• Listed entries
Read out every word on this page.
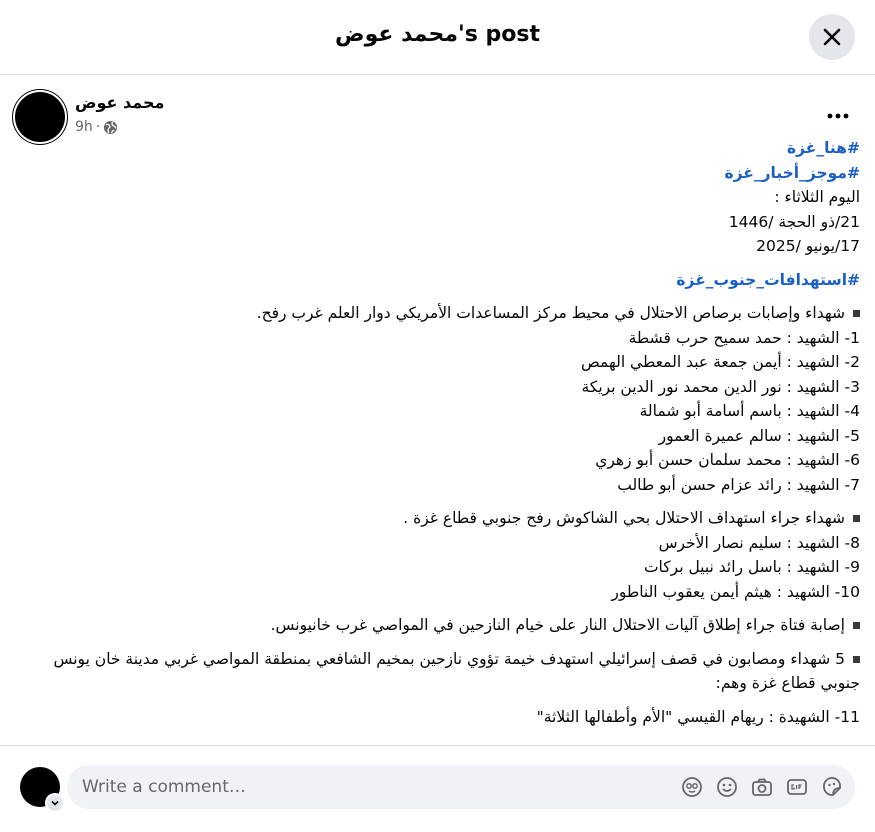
محمد عوض's post
محمد عوض
9h ·
#هنا_غزة
#موجز_أخبار_غزة
اليوم الثلاثاء :
21/ذو الحجة /1446
17/يونيو /2025
#استهدافات_جنوب_غزة
شهداء وإصابات برصاص الاحتلال في محيط مركز المساعدات الأمريكي دوار العلم غرب رفح.
1- الشهيد : حمد سميح حرب قشطة
2- الشهيد : أيمن جمعة عبد المعطي الهمص
3- الشهيد : نور الدين محمد نور الدين بريكة
4- الشهيد : باسم أسامة أبو شمالة
5- الشهيد : سالم عميرة العمور
6- الشهيد : محمد سلمان حسن أبو زهري
7- الشهيد : رائد عزام حسن أبو طالب
شهداء جراء استهداف الاحتلال بحي الشاكوش رفح جنوبي قطاع غزة .
8- الشهيد : سليم نصار الأخرس
9- الشهيد : باسل رائد نبيل بركات
10- الشهيد : هيثم أيمن يعقوب الناطور
إصابة فتاة جراء إطلاق آليات الاحتلال النار على خيام النازحين في المواصي غرب خانيونس.
5 شهداء ومصابون في قصف إسرائيلي استهدف خيمة تؤوي نازحين بمخيم الشافعي بمنطقة المواصي غربي مدينة خان يونس جنوبي قطاع غزة وهم:
11- الشهيدة : ريهام القيسي "الأم وأطفالها الثلاثة"
Write a comment…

• Brief
Pull out every line of the entries that includes the word "الاحتلال".

• Solution to this problem
شهداء وإصابات برصاص الاحتلال في محيط مركز المساعدات الأمريكي دوار العلم غرب رفح.
شهداء جراء استهداف الاحتلال بحي الشاكوش رفح جنوبي قطاع غزة .
إصابة فتاة جراء إطلاق آليات الاحتلال النار على خيام النازحين في المواصي غرب خانيونس.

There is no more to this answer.